-- What you are asked to do --
The required answer is the data below, restated word for word with images omitted.

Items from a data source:
********************
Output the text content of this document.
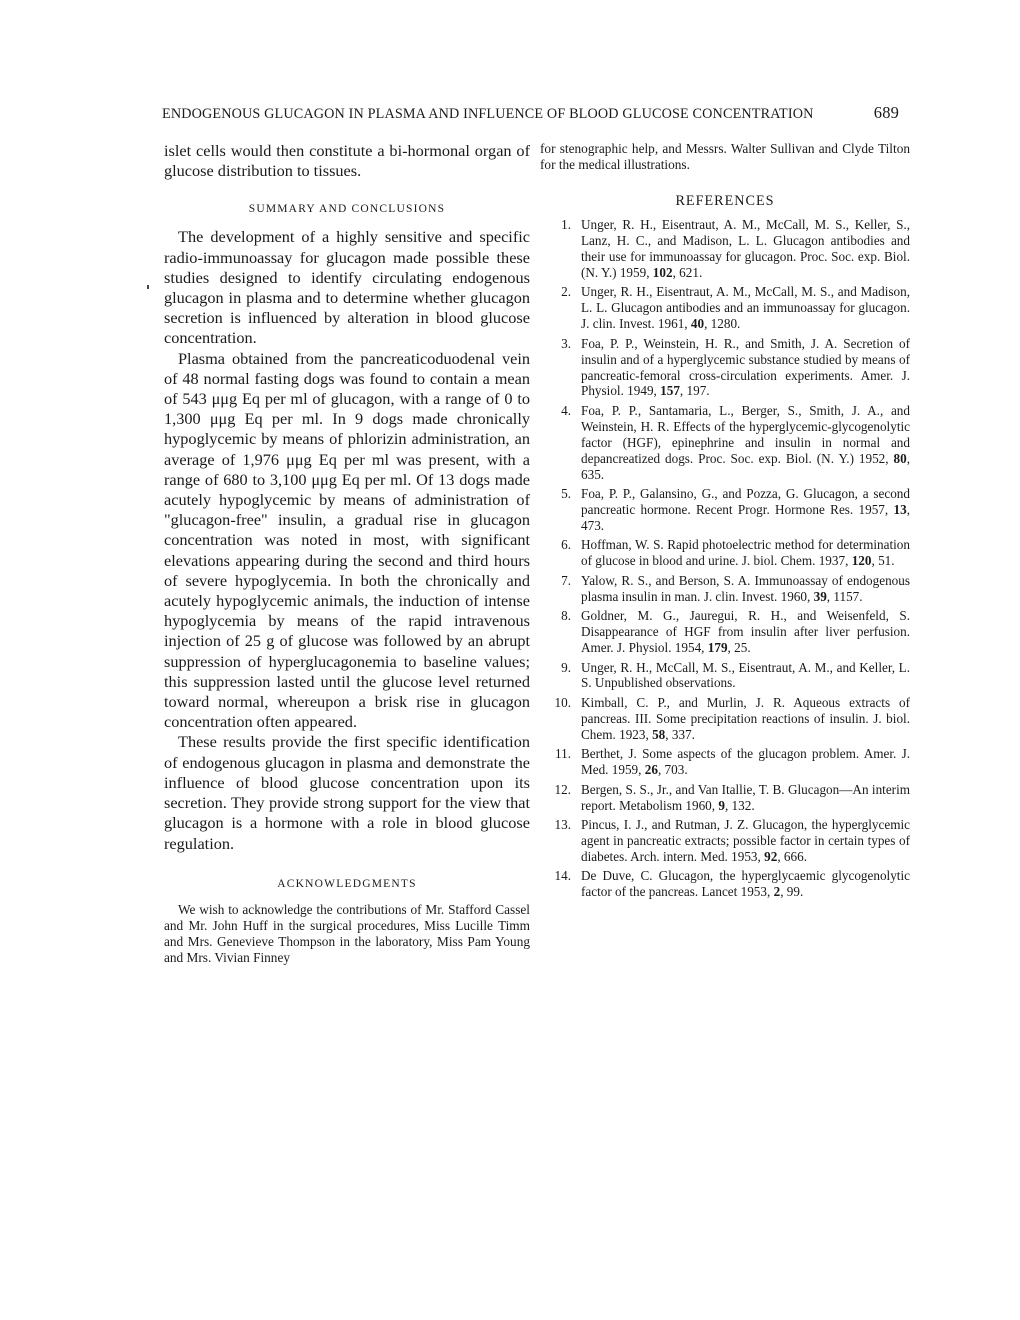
ENDOGENOUS GLUCAGON IN PLASMA AND INFLUENCE OF BLOOD GLUCOSE CONCENTRATION	689

islet cells would then constitute a bi-hormonal organ of glucose distribution to tissues.

SUMMARY AND CONCLUSIONS

The development of a highly sensitive and specific radio-immunoassay for glucagon made possible these studies designed to identify circulating endogenous glucagon in plasma and to determine whether glucagon secretion is influenced by alteration in blood glucose concentration.

Plasma obtained from the pancreaticoduodenal vein of 48 normal fasting dogs was found to contain a mean of 543 μμg Eq per ml of glucagon, with a range of 0 to 1,300 μμg Eq per ml. In 9 dogs made chronically hypoglycemic by means of phlorizin administration, an average of 1,976 μμg Eq per ml was present, with a range of 680 to 3,100 μμg Eq per ml. Of 13 dogs made acutely hypoglycemic by means of administration of "glucagon-free" insulin, a gradual rise in glucagon concentration was noted in most, with significant elevations appearing during the second and third hours of severe hypoglycemia. In both the chronically and acutely hypoglycemic animals, the induction of intense hypoglycemia by means of the rapid intravenous injection of 25 g of glucose was followed by an abrupt suppression of hyperglucagonemia to baseline values; this suppression lasted until the glucose level returned toward normal, whereupon a brisk rise in glucagon concentration often appeared.

These results provide the first specific identification of endogenous glucagon in plasma and demonstrate the influence of blood glucose concentration upon its secretion. They provide strong support for the view that glucagon is a hormone with a role in blood glucose regulation.

ACKNOWLEDGMENTS

We wish to acknowledge the contributions of Mr. Stafford Cassel and Mr. John Huff in the surgical procedures, Miss Lucille Timm and Mrs. Genevieve Thompson in the laboratory, Miss Pam Young and Mrs. Vivian Finney

for stenographic help, and Messrs. Walter Sullivan and Clyde Tilton for the medical illustrations.

REFERENCES

1. Unger, R. H., Eisentraut, A. M., McCall, M. S., Keller, S., Lanz, H. C., and Madison, L. L. Glucagon antibodies and their use for immunoassay for glucagon. Proc. Soc. exp. Biol. (N. Y.) 1959, 102, 621.
2. Unger, R. H., Eisentraut, A. M., McCall, M. S., and Madison, L. L. Glucagon antibodies and an immunoassay for glucagon. J. clin. Invest. 1961, 40, 1280.
3. Foa, P. P., Weinstein, H. R., and Smith, J. A. Secretion of insulin and of a hyperglycemic substance studied by means of pancreatic-femoral cross-circulation experiments. Amer. J. Physiol. 1949, 157, 197.
4. Foa, P. P., Santamaria, L., Berger, S., Smith, J. A., and Weinstein, H. R. Effects of the hyperglycemic-glycogenolytic factor (HGF), epinephrine and insulin in normal and depancreatized dogs. Proc. Soc. exp. Biol. (N. Y.) 1952, 80, 635.
5. Foa, P. P., Galansino, G., and Pozza, G. Glucagon, a second pancreatic hormone. Recent Progr. Hormone Res. 1957, 13, 473.
6. Hoffman, W. S. Rapid photoelectric method for determination of glucose in blood and urine. J. biol. Chem. 1937, 120, 51.
7. Yalow, R. S., and Berson, S. A. Immunoassay of endogenous plasma insulin in man. J. clin. Invest. 1960, 39, 1157.
8. Goldner, M. G., Jauregui, R. H., and Weisenfeld, S. Disappearance of HGF from insulin after liver perfusion. Amer. J. Physiol. 1954, 179, 25.
9. Unger, R. H., McCall, M. S., Eisentraut, A. M., and Keller, L. S. Unpublished observations.
10. Kimball, C. P., and Murlin, J. R. Aqueous extracts of pancreas. III. Some precipitation reactions of insulin. J. biol. Chem. 1923, 58, 337.
11. Berthet, J. Some aspects of the glucagon problem. Amer. J. Med. 1959, 26, 703.
12. Bergen, S. S., Jr., and Van Itallie, T. B. Glucagon—An interim report. Metabolism 1960, 9, 132.
13. Pincus, I. J., and Rutman, J. Z. Glucagon, the hyperglycemic agent in pancreatic extracts; possible factor in certain types of diabetes. Arch. intern. Med. 1953, 92, 666.
14. De Duve, C. Glucagon, the hyperglycaemic glycogenolytic factor of the pancreas. Lancet 1953, 2, 99.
********************
-- Response --
Output the text content of this document.
ENDOGENOUS GLUCAGON IN PLASMA AND INFLUENCE OF BLOOD GLUCOSE CONCENTRATION	689

islet cells would then constitute a bi-hormonal organ of glucose distribution to tissues.

SUMMARY AND CONCLUSIONS

The development of a highly sensitive and specific radio-immunoassay for glucagon made possible these studies designed to identify circulating endogenous glucagon in plasma and to determine whether glucagon secretion is influenced by alteration in blood glucose concentration.

Plasma obtained from the pancreaticoduodenal vein of 48 normal fasting dogs was found to contain a mean of 543 μμg Eq per ml of glucagon, with a range of 0 to 1,300 μμg Eq per ml. In 9 dogs made chronically hypoglycemic by means of phlorizin administration, an average of 1,976 μμg Eq per ml was present, with a range of 680 to 3,100 μμg Eq per ml. Of 13 dogs made acutely hypoglycemic by means of administration of "glucagon-free" insulin, a gradual rise in glucagon concentration was noted in most, with significant elevations appearing during the second and third hours of severe hypoglycemia. In both the chronically and acutely hypoglycemic animals, the induction of intense hypoglycemia by means of the rapid intravenous injection of 25 g of glucose was followed by an abrupt suppression of hyperglucagonemia to baseline values; this suppression lasted until the glucose level returned toward normal, whereupon a brisk rise in glucagon concentration often appeared.

These results provide the first specific identification of endogenous glucagon in plasma and demonstrate the influence of blood glucose concentration upon its secretion. They provide strong support for the view that glucagon is a hormone with a role in blood glucose regulation.

ACKNOWLEDGMENTS

We wish to acknowledge the contributions of Mr. Stafford Cassel and Mr. John Huff in the surgical procedures, Miss Lucille Timm and Mrs. Genevieve Thompson in the laboratory, Miss Pam Young and Mrs. Vivian Finney

for stenographic help, and Messrs. Walter Sullivan and Clyde Tilton for the medical illustrations.

REFERENCES

1. Unger, R. H., Eisentraut, A. M., McCall, M. S., Keller, S., Lanz, H. C., and Madison, L. L. Glucagon antibodies and their use for immunoassay for glucagon. Proc. Soc. exp. Biol. (N. Y.) 1959, 102, 621.
2. Unger, R. H., Eisentraut, A. M., McCall, M. S., and Madison, L. L. Glucagon antibodies and an immunoassay for glucagon. J. clin. Invest. 1961, 40, 1280.
3. Foa, P. P., Weinstein, H. R., and Smith, J. A. Secretion of insulin and of a hyperglycemic substance studied by means of pancreatic-femoral cross-circulation experiments. Amer. J. Physiol. 1949, 157, 197.
4. Foa, P. P., Santamaria, L., Berger, S., Smith, J. A., and Weinstein, H. R. Effects of the hyperglycemic-glycogenolytic factor (HGF), epinephrine and insulin in normal and depancreatized dogs. Proc. Soc. exp. Biol. (N. Y.) 1952, 80, 635.
5. Foa, P. P., Galansino, G., and Pozza, G. Glucagon, a second pancreatic hormone. Recent Progr. Hormone Res. 1957, 13, 473.
6. Hoffman, W. S. Rapid photoelectric method for determination of glucose in blood and urine. J. biol. Chem. 1937, 120, 51.
7. Yalow, R. S., and Berson, S. A. Immunoassay of endogenous plasma insulin in man. J. clin. Invest. 1960, 39, 1157.
8. Goldner, M. G., Jauregui, R. H., and Weisenfeld, S. Disappearance of HGF from insulin after liver perfusion. Amer. J. Physiol. 1954, 179, 25.
9. Unger, R. H., McCall, M. S., Eisentraut, A. M., and Keller, L. S. Unpublished observations.
10. Kimball, C. P., and Murlin, J. R. Aqueous extracts of pancreas. III. Some precipitation reactions of insulin. J. biol. Chem. 1923, 58, 337.
11. Berthet, J. Some aspects of the glucagon problem. Amer. J. Med. 1959, 26, 703.
12. Bergen, S. S., Jr., and Van Itallie, T. B. Glucagon—An interim report. Metabolism 1960, 9, 132.
13. Pincus, I. J., and Rutman, J. Z. Glucagon, the hyperglycemic agent in pancreatic extracts; possible factor in certain types of diabetes. Arch. intern. Med. 1953, 92, 666.
14. De Duve, C. Glucagon, the hyperglycaemic glycogenolytic factor of the pancreas. Lancet 1953, 2, 99.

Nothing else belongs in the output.